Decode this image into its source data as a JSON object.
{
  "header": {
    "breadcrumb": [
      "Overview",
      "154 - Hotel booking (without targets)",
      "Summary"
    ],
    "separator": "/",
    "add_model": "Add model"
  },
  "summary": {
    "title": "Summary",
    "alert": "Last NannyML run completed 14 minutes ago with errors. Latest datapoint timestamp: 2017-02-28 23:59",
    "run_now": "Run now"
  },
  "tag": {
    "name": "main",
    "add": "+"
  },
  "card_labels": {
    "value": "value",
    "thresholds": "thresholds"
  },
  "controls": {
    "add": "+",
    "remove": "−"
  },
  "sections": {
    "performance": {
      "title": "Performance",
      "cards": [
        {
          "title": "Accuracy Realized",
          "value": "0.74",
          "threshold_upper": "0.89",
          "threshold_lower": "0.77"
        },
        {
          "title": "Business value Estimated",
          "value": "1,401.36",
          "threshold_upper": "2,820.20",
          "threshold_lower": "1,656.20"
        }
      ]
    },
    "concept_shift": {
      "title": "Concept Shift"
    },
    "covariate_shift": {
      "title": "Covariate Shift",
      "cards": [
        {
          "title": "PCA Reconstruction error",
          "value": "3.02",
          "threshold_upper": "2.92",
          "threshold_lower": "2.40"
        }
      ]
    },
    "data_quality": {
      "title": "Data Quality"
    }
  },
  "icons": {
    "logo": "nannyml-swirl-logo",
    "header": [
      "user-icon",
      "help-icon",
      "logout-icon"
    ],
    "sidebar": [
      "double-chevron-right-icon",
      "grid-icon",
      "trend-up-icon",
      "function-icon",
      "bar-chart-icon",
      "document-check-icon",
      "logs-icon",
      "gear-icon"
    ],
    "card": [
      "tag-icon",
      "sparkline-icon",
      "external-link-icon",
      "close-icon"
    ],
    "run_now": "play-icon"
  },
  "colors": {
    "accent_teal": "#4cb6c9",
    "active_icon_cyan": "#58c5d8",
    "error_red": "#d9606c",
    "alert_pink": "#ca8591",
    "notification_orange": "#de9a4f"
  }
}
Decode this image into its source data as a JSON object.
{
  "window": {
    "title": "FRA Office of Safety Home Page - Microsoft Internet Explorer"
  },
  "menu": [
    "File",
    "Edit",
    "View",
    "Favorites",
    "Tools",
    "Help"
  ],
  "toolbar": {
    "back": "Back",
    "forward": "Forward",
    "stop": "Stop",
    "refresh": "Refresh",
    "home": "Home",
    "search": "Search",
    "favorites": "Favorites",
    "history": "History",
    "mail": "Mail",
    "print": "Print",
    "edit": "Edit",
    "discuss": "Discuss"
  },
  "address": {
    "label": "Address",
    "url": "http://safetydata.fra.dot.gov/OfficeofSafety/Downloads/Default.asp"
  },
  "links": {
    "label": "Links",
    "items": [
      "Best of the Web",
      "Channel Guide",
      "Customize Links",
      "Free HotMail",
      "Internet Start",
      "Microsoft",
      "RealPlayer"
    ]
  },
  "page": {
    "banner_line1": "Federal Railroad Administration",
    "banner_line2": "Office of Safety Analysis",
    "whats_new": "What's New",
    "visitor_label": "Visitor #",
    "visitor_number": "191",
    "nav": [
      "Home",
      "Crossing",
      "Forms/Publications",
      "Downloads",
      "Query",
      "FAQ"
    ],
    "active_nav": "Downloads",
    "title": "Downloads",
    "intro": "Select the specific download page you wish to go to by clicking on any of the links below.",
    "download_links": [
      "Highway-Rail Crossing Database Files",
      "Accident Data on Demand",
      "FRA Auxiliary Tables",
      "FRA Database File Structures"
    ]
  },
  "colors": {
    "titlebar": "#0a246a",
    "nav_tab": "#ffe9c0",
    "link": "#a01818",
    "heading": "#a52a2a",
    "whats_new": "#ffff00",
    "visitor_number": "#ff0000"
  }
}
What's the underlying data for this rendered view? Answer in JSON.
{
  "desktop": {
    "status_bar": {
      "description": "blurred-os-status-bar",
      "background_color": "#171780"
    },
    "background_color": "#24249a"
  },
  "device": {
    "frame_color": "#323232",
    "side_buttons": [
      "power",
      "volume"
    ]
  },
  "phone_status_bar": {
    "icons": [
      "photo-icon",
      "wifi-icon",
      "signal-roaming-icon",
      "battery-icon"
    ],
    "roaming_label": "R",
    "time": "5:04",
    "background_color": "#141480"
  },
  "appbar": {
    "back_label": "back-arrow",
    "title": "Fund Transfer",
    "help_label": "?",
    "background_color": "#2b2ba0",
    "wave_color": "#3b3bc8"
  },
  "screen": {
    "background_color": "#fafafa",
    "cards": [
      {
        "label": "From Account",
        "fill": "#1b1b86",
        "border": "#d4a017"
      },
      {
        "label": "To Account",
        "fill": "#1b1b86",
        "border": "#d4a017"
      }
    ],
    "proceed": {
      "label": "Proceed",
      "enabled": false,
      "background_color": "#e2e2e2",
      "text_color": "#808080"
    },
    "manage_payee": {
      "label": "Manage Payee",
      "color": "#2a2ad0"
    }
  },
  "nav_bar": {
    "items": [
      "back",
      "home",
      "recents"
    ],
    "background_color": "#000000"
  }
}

————

■ EXERCISE
Copy exactly the line containing "What's the underlying" and every line after it, ending with the last line of the records above.

■ ANSWER TO THE PROBLEM
What's the underlying data for this rendered view? Answer in JSON.
{
  "desktop": {
    "status_bar": {
      "description": "blurred-os-status-bar",
      "background_color": "#171780"
    },
    "background_color": "#24249a"
  },
  "device": {
    "frame_color": "#323232",
    "side_buttons": [
      "power",
      "volume"
    ]
  },
  "phone_status_bar": {
    "icons": [
      "photo-icon",
      "wifi-icon",
      "signal-roaming-icon",
      "battery-icon"
    ],
    "roaming_label": "R",
    "time": "5:04",
    "background_color": "#141480"
  },
  "appbar": {
    "back_label": "back-arrow",
    "title": "Fund Transfer",
    "help_label": "?",
    "background_color": "#2b2ba0",
    "wave_color": "#3b3bc8"
  },
  "screen": {
    "background_color": "#fafafa",
    "cards": [
      {
        "label": "From Account",
        "fill": "#1b1b86",
        "border": "#d4a017"
      },
      {
        "label": "To Account",
        "fill": "#1b1b86",
        "border": "#d4a017"
      }
    ],
    "proceed": {
      "label": "Proceed",
      "enabled": false,
      "background_color": "#e2e2e2",
      "text_color": "#808080"
    },
    "manage_payee": {
      "label": "Manage Payee",
      "color": "#2a2ad0"
    }
  },
  "nav_bar": {
    "items": [
      "back",
      "home",
      "recents"
    ],
    "background_color": "#000000"
  }
}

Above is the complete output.